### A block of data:
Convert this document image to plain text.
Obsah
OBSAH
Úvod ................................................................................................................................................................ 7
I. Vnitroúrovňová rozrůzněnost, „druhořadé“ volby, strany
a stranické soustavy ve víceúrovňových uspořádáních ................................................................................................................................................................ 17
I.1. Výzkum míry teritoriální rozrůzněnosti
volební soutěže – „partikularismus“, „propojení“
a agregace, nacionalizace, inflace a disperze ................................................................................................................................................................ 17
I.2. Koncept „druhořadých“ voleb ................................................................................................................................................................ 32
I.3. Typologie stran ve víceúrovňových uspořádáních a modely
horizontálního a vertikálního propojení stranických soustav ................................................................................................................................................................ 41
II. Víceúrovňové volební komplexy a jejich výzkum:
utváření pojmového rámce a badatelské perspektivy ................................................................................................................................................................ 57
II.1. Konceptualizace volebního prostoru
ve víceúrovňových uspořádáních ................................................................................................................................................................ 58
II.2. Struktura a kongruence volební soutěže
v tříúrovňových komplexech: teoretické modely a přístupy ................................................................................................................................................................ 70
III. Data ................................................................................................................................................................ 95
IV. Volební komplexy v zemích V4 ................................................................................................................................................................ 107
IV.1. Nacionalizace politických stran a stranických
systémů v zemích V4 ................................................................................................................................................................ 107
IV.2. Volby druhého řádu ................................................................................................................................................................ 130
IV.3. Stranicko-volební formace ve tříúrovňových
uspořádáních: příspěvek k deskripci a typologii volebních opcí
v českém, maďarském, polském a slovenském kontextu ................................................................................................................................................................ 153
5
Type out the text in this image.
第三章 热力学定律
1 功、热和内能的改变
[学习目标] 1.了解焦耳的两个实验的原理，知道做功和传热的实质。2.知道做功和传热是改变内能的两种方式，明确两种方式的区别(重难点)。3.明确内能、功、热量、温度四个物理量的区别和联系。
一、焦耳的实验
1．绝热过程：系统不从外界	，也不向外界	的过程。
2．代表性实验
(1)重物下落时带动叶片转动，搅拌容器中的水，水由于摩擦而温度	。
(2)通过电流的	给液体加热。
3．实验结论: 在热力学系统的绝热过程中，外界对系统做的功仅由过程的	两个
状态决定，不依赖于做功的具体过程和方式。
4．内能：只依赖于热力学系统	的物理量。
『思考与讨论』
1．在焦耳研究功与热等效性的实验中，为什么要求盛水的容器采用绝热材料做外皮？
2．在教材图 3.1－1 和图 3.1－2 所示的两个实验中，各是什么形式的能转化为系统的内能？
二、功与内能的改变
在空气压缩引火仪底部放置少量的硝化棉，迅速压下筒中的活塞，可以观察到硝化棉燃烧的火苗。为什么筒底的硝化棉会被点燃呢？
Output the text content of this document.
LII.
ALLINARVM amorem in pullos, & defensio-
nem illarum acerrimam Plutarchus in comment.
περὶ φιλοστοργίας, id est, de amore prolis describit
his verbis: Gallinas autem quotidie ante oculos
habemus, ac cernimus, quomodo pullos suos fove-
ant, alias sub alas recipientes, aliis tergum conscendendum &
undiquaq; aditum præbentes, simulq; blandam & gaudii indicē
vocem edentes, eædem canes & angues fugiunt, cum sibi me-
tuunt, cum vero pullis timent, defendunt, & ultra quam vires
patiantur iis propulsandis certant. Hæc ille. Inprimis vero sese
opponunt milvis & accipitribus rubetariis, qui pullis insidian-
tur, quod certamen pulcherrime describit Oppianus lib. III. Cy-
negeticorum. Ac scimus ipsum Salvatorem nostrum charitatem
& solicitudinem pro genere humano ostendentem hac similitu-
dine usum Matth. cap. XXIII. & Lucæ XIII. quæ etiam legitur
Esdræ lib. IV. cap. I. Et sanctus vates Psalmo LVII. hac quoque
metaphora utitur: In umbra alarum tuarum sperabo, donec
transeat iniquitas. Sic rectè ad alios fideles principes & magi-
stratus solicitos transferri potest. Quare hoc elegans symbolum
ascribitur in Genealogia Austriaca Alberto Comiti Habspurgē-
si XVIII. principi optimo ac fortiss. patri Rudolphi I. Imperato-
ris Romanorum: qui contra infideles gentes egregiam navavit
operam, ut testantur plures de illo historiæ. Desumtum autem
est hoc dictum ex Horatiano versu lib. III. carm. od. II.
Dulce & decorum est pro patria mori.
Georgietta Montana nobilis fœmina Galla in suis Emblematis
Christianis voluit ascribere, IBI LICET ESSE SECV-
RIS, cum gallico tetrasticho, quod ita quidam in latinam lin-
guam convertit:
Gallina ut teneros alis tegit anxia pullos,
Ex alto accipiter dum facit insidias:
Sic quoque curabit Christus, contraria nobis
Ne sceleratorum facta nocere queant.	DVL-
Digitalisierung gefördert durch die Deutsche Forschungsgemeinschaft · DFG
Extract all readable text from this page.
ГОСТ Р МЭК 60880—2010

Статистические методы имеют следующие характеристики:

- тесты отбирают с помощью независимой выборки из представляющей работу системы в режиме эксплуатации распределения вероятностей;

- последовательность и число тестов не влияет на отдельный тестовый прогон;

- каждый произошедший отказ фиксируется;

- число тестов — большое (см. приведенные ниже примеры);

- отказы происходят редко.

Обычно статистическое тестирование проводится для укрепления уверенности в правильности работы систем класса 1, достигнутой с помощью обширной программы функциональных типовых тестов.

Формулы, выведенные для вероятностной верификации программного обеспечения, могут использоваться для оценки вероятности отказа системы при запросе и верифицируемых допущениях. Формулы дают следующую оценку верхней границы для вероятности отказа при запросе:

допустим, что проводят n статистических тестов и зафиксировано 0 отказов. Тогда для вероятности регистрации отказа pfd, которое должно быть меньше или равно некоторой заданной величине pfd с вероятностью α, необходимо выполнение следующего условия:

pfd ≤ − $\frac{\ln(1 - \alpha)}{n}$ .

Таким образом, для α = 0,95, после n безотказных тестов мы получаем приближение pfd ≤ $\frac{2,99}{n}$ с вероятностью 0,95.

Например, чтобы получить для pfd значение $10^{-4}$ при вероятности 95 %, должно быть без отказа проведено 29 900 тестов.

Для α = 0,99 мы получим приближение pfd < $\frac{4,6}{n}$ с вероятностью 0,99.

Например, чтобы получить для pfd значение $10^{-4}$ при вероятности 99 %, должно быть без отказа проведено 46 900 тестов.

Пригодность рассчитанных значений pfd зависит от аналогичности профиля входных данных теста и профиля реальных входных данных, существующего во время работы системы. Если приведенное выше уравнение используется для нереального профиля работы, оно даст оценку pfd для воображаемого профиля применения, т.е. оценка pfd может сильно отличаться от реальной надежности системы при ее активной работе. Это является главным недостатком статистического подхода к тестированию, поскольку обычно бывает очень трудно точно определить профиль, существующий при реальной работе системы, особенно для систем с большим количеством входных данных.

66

### Task to carry out:
Return, word for word, each line from the line that contains "Extract all readable text from this page." to the end of the listing above; include both end lines and nothing else.

### The result:
Extract all readable text from this page.
ГОСТ Р МЭК 60880—2010

Статистические методы имеют следующие характеристики:

- тесты отбирают с помощью независимой выборки из представляющей работу системы в режиме эксплуатации распределения вероятностей;

- последовательность и число тестов не влияет на отдельный тестовый прогон;

- каждый произошедший отказ фиксируется;

- число тестов — большое (см. приведенные ниже примеры);

- отказы происходят редко.

Обычно статистическое тестирование проводится для укрепления уверенности в правильности работы систем класса 1, достигнутой с помощью обширной программы функциональных типовых тестов.

Формулы, выведенные для вероятностной верификации программного обеспечения, могут использоваться для оценки вероятности отказа системы при запросе и верифицируемых допущениях. Формулы дают следующую оценку верхней границы для вероятности отказа при запросе:

допустим, что проводят n статистических тестов и зафиксировано 0 отказов. Тогда для вероятности регистрации отказа pfd, которое должно быть меньше или равно некоторой заданной величине pfd с вероятностью α, необходимо выполнение следующего условия:

pfd ≤ − $\frac{\ln(1 - \alpha)}{n}$ .

Таким образом, для α = 0,95, после n безотказных тестов мы получаем приближение pfd ≤ $\frac{2,99}{n}$ с вероятностью 0,95.

Например, чтобы получить для pfd значение $10^{-4}$ при вероятности 95 %, должно быть без отказа проведено 29 900 тестов.

Для α = 0,99 мы получим приближение pfd < $\frac{4,6}{n}$ с вероятностью 0,99.

Например, чтобы получить для pfd значение $10^{-4}$ при вероятности 99 %, должно быть без отказа проведено 46 900 тестов.

Пригодность рассчитанных значений pfd зависит от аналогичности профиля входных данных теста и профиля реальных входных данных, существующего во время работы системы. Если приведенное выше уравнение используется для нереального профиля работы, оно даст оценку pfd для воображаемого профиля применения, т.е. оценка pfd может сильно отличаться от реальной надежности системы при ее активной работе. Это является главным недостатком статистического подхода к тестированию, поскольку обычно бывает очень трудно точно определить профиль, существующий при реальной работе системы, особенно для систем с большим количеством входных данных.

66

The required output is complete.